Convert the rows from the line with "Localize 61 of" up to and including the line with "336, 535, 505]" into a JSON list of strings, one string per line. Leave out blank lines and any pictures.
## Start AVAILABLE RECORDS
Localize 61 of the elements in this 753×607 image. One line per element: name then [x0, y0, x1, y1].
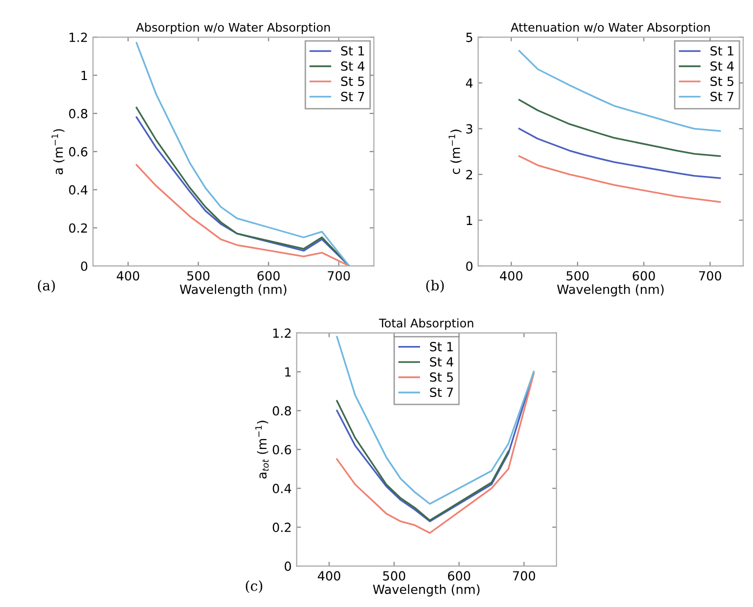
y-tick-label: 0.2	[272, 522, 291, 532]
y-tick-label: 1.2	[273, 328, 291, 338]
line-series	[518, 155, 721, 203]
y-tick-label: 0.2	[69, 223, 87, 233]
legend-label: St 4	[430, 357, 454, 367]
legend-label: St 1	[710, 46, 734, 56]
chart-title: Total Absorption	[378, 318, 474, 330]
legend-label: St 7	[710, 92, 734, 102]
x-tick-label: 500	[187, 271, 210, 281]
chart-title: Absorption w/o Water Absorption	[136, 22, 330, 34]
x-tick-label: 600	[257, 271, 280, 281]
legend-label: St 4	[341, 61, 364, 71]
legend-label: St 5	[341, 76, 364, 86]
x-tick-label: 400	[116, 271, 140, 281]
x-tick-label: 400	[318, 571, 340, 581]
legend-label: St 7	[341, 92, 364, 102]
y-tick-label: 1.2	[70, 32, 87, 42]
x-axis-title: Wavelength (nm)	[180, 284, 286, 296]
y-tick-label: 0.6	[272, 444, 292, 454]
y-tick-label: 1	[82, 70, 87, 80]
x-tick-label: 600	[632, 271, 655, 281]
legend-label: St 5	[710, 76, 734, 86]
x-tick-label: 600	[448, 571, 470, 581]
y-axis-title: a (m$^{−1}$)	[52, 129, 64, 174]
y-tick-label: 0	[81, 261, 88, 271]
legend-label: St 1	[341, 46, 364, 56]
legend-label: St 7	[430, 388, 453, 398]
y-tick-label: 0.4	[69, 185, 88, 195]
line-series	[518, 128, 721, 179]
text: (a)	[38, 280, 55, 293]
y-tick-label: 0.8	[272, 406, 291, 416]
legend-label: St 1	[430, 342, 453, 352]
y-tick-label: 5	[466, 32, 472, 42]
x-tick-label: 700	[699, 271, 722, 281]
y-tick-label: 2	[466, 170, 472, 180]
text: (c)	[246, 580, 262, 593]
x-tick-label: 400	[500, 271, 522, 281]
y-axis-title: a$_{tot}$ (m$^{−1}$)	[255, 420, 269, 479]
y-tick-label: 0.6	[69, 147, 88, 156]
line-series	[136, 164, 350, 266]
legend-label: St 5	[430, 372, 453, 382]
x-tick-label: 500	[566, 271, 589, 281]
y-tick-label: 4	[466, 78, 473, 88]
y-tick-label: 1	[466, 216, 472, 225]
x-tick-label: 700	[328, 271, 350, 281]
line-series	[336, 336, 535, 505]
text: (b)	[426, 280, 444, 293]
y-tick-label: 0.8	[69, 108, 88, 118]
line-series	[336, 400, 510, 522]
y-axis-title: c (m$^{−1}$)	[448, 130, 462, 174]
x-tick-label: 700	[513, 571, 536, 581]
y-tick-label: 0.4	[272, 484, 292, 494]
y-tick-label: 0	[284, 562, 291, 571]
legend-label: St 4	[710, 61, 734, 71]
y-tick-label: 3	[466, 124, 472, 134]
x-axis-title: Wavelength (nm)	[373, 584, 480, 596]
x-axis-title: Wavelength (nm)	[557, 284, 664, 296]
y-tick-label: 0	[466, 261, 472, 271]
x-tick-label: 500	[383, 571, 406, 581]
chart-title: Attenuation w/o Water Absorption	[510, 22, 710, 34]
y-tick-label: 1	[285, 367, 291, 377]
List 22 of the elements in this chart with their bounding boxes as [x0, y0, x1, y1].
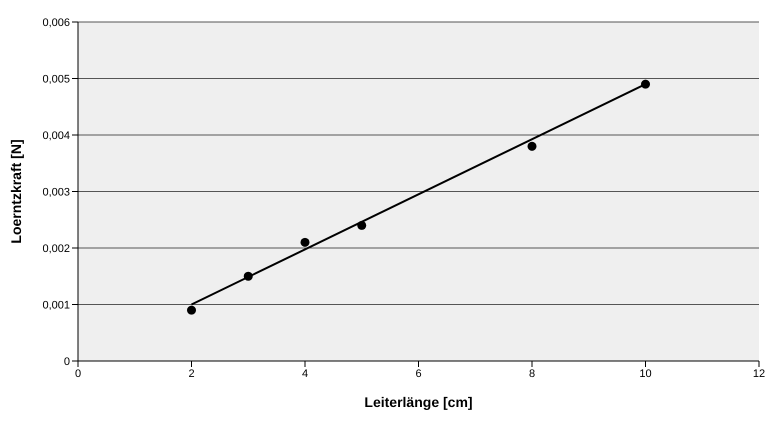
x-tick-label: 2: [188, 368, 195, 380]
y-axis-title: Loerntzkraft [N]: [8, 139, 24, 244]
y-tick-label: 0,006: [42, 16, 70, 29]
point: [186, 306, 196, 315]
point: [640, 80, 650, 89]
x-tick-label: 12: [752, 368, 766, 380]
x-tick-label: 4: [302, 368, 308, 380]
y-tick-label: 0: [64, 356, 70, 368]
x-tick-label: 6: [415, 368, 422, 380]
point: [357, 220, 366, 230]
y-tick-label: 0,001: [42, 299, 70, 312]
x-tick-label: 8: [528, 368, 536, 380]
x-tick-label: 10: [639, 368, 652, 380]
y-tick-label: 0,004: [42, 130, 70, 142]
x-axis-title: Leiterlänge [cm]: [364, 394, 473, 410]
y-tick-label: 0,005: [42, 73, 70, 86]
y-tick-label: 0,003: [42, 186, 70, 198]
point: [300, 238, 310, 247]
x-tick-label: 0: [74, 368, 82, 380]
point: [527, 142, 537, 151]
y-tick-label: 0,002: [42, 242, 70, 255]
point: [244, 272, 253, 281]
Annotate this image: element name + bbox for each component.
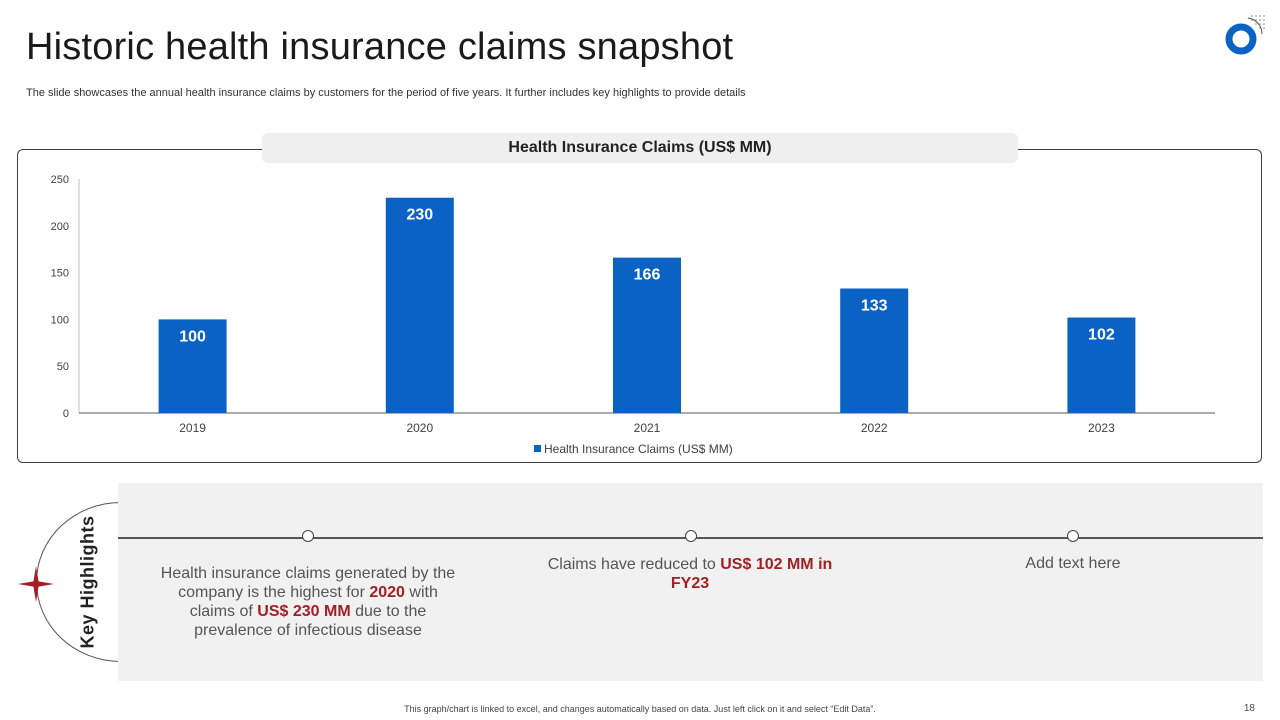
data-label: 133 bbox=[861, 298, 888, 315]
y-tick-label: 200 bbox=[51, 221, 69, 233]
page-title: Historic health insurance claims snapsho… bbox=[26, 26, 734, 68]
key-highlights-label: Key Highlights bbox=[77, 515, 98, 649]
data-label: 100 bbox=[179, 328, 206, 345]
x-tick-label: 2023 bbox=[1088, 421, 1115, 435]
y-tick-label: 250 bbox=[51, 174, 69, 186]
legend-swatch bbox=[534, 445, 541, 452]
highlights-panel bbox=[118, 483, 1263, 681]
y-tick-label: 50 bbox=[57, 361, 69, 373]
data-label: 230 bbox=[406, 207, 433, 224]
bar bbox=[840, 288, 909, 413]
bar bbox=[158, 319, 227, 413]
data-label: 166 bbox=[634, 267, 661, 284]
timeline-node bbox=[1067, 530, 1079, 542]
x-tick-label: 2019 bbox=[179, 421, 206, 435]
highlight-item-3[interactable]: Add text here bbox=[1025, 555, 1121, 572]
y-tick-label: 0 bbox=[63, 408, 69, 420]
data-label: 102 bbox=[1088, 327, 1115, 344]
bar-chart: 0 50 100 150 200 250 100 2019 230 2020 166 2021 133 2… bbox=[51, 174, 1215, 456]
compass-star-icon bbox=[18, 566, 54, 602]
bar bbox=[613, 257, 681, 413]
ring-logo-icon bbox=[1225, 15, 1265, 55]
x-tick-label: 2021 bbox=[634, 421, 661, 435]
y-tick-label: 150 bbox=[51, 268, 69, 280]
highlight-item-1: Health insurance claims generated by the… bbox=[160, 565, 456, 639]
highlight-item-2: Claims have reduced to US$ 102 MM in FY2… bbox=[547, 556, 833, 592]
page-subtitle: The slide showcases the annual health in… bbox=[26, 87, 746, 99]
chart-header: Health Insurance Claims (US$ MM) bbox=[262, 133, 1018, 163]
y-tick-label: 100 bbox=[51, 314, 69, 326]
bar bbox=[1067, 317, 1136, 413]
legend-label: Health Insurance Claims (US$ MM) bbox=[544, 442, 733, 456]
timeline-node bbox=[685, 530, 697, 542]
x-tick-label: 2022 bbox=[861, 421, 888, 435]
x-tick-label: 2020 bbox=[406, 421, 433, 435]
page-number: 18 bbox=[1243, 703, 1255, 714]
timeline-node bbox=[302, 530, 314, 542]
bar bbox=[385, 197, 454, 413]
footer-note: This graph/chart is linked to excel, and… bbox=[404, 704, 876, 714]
## End AVAILABLE RECORDS
## Start AVAILABLE RECORDS
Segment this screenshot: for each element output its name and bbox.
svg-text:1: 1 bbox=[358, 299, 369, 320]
## End AVAILABLE RECORDS
▶ **TASK OUTPUT**
[
  "Localize 61 of the elements in this 753×607 image. One line per element: name then [x0, y0, x1, y1].",
  "y-tick-label: 0.2\t[272, 522, 291, 532]",
  "y-tick-label: 1.2\t[273, 328, 291, 338]",
  "line-series\t[518, 155, 721, 203]",
  "y-tick-label: 0.2\t[69, 223, 87, 233]",
  "legend-label: St 4\t[430, 357, 454, 367]",
  "legend-label: St 1\t[710, 46, 734, 56]",
  "chart-title: Total Absorption\t[378, 318, 474, 330]",
  "legend-label: St 7\t[710, 92, 734, 102]",
  "x-tick-label: 500\t[187, 271, 210, 281]",
  "chart-title: Absorption w/o Water Absorption\t[136, 22, 330, 34]",
  "x-tick-label: 600\t[257, 271, 280, 281]",
  "legend-label: St 4\t[341, 61, 364, 71]",
  "legend-label: St 5\t[341, 76, 364, 86]",
  "x-tick-label: 400\t[116, 271, 140, 281]",
  "x-tick-label: 400\t[318, 571, 340, 581]",
  "legend-label: St 7\t[341, 92, 364, 102]",
  "y-tick-label: 1.2\t[70, 32, 87, 42]",
  "x-axis-title: Wavelength (nm)\t[180, 284, 286, 296]",
  "y-tick-label: 0.6\t[272, 444, 292, 454]",
  "y-tick-label: 1\t[82, 70, 87, 80]",
  "x-tick-label: 600\t[632, 271, 655, 281]",
  "legend-label: St 5\t[710, 76, 734, 86]",
  "x-tick-label: 600\t[448, 571, 470, 581]",
  "y-axis-title: a (m$^{−1}$)\t[52, 129, 64, 174]",
  "y-tick-label: 0\t[81, 261, 88, 271]",
  "legend-label: St 1\t[341, 46, 364, 56]",
  "legend-label: St 7\t[430, 388, 453, 398]",
  "y-tick-label: 0.4\t[69, 185, 88, 195]",
  "line-series\t[518, 128, 721, 179]",
  "text: (a)\t[38, 280, 55, 293]",
  "y-tick-label: 0.8\t[272, 406, 291, 416]",
  "legend-label: St 1\t[430, 342, 453, 352]",
  "y-tick-label: 5\t[466, 32, 472, 42]",
  "x-tick-label: 700\t[699, 271, 722, 281]",
  "y-tick-label: 2\t[466, 170, 472, 180]",
  "text: (c)\t[246, 580, 262, 593]",
  "x-tick-label: 400\t[500, 271, 522, 281]",
  "y-axis-title: a$_{tot}$ (m$^{−1}$)\t[255, 420, 269, 479]",
  "y-tick-label: 0.6\t[69, 147, 88, 156]",
  "line-series\t[136, 164, 350, 266]",
  "legend-label: St 5\t[430, 372, 453, 382]",
  "x-tick-label: 500\t[566, 271, 589, 281]",
  "y-tick-label: 4\t[466, 78, 473, 88]",
  "y-tick-label: 1\t[466, 216, 472, 225]",
  "x-tick-label: 700\t[328, 271, 350, 281]",
  "line-series\t[336, 336, 535, 505]"
]